## YOUR OBJECTIVE
Report each line of the data that has "업데이트" somewhere in it.

## DATA SHOWN
"""

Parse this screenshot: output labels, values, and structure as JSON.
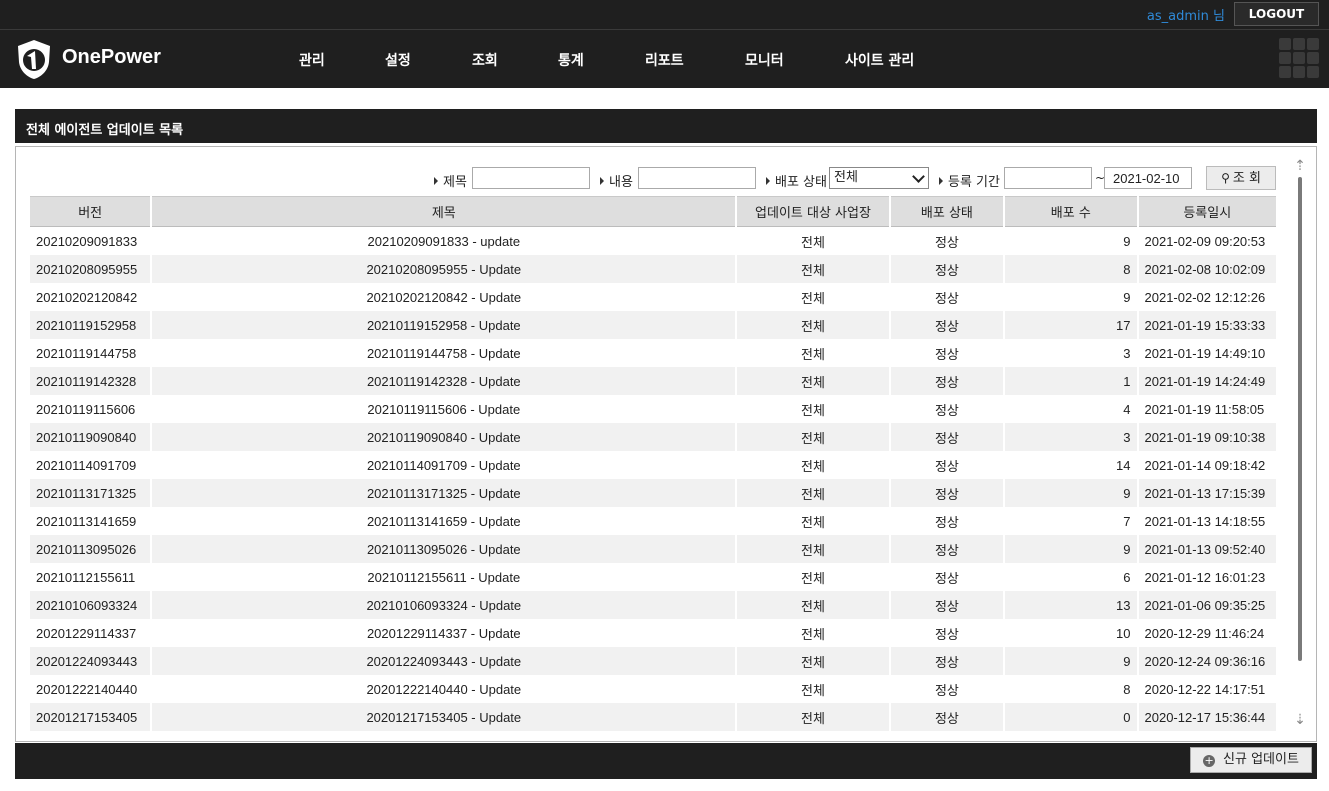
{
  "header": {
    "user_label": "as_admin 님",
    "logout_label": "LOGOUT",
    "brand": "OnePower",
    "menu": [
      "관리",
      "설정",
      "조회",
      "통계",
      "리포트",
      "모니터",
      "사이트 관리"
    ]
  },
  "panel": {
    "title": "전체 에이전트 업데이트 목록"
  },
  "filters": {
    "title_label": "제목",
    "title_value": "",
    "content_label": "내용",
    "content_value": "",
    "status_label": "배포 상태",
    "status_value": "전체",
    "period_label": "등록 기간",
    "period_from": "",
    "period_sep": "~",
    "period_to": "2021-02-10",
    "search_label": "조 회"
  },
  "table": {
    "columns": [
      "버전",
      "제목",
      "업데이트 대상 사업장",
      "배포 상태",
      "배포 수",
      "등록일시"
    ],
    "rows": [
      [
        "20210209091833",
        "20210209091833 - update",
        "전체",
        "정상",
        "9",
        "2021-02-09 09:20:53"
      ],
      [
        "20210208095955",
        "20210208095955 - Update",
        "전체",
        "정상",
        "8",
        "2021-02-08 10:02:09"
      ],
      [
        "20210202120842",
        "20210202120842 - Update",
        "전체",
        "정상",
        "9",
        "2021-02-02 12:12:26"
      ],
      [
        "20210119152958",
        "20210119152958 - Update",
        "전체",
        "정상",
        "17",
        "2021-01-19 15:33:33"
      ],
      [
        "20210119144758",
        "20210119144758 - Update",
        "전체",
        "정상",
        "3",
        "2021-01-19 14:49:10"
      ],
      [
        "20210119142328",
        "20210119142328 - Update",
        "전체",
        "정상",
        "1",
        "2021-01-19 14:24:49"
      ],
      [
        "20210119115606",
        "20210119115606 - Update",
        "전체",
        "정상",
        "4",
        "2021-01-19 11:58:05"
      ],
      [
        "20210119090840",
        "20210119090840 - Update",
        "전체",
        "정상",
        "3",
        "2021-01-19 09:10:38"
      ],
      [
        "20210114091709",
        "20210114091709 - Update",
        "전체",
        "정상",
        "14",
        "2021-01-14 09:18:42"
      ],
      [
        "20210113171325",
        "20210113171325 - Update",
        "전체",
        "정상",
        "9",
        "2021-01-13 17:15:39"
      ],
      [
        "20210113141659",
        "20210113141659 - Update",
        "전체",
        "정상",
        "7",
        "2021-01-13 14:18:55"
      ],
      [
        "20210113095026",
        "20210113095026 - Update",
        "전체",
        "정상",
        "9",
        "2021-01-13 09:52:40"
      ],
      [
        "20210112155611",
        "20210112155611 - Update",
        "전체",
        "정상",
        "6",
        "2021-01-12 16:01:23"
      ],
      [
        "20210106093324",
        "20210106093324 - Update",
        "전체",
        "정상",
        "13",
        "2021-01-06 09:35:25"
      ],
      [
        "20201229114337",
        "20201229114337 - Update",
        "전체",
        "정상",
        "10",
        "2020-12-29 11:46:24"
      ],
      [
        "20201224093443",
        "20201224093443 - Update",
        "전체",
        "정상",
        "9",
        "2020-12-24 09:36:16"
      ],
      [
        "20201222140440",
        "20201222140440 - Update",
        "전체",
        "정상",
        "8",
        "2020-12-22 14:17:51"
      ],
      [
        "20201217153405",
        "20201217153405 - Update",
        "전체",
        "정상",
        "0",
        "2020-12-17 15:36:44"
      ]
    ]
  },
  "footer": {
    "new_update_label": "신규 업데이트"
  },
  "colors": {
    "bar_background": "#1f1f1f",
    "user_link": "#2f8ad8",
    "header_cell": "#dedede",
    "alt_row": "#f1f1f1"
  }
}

"""

## THE REPLY
    "title": "전체 에이전트 업데이트 목록"
      "업데이트 대상 사업장",
    "new_update_label": "신규 업데이트"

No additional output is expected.